— Start of Given data —

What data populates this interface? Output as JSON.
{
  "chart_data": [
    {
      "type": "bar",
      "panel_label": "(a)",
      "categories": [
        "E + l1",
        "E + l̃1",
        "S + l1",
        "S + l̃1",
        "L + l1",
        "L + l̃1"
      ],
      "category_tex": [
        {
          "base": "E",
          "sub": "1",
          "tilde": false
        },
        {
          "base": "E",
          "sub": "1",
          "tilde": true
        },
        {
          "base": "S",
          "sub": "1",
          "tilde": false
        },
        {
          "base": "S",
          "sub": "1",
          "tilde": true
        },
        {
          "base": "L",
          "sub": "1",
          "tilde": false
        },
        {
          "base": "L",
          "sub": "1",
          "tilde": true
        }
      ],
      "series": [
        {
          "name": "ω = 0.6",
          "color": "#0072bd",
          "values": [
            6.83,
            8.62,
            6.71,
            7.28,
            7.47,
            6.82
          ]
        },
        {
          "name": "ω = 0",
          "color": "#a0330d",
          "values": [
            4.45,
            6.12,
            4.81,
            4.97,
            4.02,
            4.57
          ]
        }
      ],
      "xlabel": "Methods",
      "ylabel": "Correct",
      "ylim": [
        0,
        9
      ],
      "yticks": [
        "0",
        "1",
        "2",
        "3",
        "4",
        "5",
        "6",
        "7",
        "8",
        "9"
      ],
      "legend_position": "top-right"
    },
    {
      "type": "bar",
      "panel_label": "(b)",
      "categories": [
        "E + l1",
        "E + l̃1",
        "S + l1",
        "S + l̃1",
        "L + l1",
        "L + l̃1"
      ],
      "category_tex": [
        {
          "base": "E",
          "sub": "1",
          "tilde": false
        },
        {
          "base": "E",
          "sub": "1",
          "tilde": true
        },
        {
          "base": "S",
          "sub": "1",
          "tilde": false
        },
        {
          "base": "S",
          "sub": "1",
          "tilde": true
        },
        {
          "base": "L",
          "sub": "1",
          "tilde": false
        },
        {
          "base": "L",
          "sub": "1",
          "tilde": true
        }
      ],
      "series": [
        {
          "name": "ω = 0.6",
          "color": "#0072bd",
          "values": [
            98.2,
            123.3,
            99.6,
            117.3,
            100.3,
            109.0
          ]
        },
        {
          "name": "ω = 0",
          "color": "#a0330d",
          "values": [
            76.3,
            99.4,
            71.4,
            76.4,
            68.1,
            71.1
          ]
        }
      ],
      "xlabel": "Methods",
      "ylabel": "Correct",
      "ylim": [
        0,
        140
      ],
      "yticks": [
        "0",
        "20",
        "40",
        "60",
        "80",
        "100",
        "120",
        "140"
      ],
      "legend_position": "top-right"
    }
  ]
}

— End of Given data —

* What this task involves
Repeat every entry exactly, please.

* Response
What data populates this interface? Output as JSON.
{
  "chart_data": [
    {
      "type": "bar",
      "panel_label": "(a)",
      "categories": [
        "E + l1",
        "E + l̃1",
        "S + l1",
        "S + l̃1",
        "L + l1",
        "L + l̃1"
      ],
      "category_tex": [
        {
          "base": "E",
          "sub": "1",
          "tilde": false
        },
        {
          "base": "E",
          "sub": "1",
          "tilde": true
        },
        {
          "base": "S",
          "sub": "1",
          "tilde": false
        },
        {
          "base": "S",
          "sub": "1",
          "tilde": true
        },
        {
          "base": "L",
          "sub": "1",
          "tilde": false
        },
        {
          "base": "L",
          "sub": "1",
          "tilde": true
        }
      ],
      "series": [
        {
          "name": "ω = 0.6",
          "color": "#0072bd",
          "values": [
            6.83,
            8.62,
            6.71,
            7.28,
            7.47,
            6.82
          ]
        },
        {
          "name": "ω = 0",
          "color": "#a0330d",
          "values": [
            4.45,
            6.12,
            4.81,
            4.97,
            4.02,
            4.57
          ]
        }
      ],
      "xlabel": "Methods",
      "ylabel": "Correct",
      "ylim": [
        0,
        9
      ],
      "yticks": [
        "0",
        "1",
        "2",
        "3",
        "4",
        "5",
        "6",
        "7",
        "8",
        "9"
      ],
      "legend_position": "top-right"
    },
    {
      "type": "bar",
      "panel_label": "(b)",
      "categories": [
        "E + l1",
        "E + l̃1",
        "S + l1",
        "S + l̃1",
        "L + l1",
        "L + l̃1"
      ],
      "category_tex": [
        {
          "base": "E",
          "sub": "1",
          "tilde": false
        },
        {
          "base": "E",
          "sub": "1",
          "tilde": true
        },
        {
          "base": "S",
          "sub": "1",
          "tilde": false
        },
        {
          "base": "S",
          "sub": "1",
          "tilde": true
        },
        {
          "base": "L",
          "sub": "1",
          "tilde": false
        },
        {
          "base": "L",
          "sub": "1",
          "tilde": true
        }
      ],
      "series": [
        {
          "name": "ω = 0.6",
          "color": "#0072bd",
          "values": [
            98.2,
            123.3,
            99.6,
            117.3,
            100.3,
            109.0
          ]
        },
        {
          "name": "ω = 0",
          "color": "#a0330d",
          "values": [
            76.3,
            99.4,
            71.4,
            76.4,
            68.1,
            71.1
          ]
        }
      ],
      "xlabel": "Methods",
      "ylabel": "Correct",
      "ylim": [
        0,
        140
      ],
      "yticks": [
        "0",
        "20",
        "40",
        "60",
        "80",
        "100",
        "120",
        "140"
      ],
      "legend_position": "top-right"
    }
  ]
}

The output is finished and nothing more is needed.